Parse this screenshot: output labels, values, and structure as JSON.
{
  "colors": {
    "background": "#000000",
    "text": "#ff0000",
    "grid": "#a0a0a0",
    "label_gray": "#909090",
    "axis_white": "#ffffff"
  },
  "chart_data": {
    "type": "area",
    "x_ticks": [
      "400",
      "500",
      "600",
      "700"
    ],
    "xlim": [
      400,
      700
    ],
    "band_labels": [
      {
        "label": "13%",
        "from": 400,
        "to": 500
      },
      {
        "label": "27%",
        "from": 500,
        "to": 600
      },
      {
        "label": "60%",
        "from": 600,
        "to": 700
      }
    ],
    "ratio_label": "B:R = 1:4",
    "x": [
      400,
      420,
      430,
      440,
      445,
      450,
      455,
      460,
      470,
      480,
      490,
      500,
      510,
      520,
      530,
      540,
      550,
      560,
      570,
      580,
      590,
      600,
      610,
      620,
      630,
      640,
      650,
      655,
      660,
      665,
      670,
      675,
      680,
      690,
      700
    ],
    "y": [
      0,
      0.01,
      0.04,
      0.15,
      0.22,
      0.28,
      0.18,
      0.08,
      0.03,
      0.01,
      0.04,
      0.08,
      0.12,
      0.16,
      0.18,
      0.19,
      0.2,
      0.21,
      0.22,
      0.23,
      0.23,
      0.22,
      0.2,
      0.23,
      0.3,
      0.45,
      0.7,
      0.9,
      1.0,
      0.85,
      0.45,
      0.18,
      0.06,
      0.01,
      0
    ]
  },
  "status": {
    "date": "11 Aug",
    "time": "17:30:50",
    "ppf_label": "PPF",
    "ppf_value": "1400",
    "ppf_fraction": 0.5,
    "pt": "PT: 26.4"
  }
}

+===+

● **Task prompt**
Write out the full listing, keeping every line exactly as it is.

● **Output of the exercise**
Parse this screenshot: output labels, values, and structure as JSON.
{
  "colors": {
    "background": "#000000",
    "text": "#ff0000",
    "grid": "#a0a0a0",
    "label_gray": "#909090",
    "axis_white": "#ffffff"
  },
  "chart_data": {
    "type": "area",
    "x_ticks": [
      "400",
      "500",
      "600",
      "700"
    ],
    "xlim": [
      400,
      700
    ],
    "band_labels": [
      {
        "label": "13%",
        "from": 400,
        "to": 500
      },
      {
        "label": "27%",
        "from": 500,
        "to": 600
      },
      {
        "label": "60%",
        "from": 600,
        "to": 700
      }
    ],
    "ratio_label": "B:R = 1:4",
    "x": [
      400,
      420,
      430,
      440,
      445,
      450,
      455,
      460,
      470,
      480,
      490,
      500,
      510,
      520,
      530,
      540,
      550,
      560,
      570,
      580,
      590,
      600,
      610,
      620,
      630,
      640,
      650,
      655,
      660,
      665,
      670,
      675,
      680,
      690,
      700
    ],
    "y": [
      0,
      0.01,
      0.04,
      0.15,
      0.22,
      0.28,
      0.18,
      0.08,
      0.03,
      0.01,
      0.04,
      0.08,
      0.12,
      0.16,
      0.18,
      0.19,
      0.2,
      0.21,
      0.22,
      0.23,
      0.23,
      0.22,
      0.2,
      0.23,
      0.3,
      0.45,
      0.7,
      0.9,
      1.0,
      0.85,
      0.45,
      0.18,
      0.06,
      0.01,
      0
    ]
  },
  "status": {
    "date": "11 Aug",
    "time": "17:30:50",
    "ppf_label": "PPF",
    "ppf_value": "1400",
    "ppf_fraction": 0.5,
    "pt": "PT: 26.4"
  }
}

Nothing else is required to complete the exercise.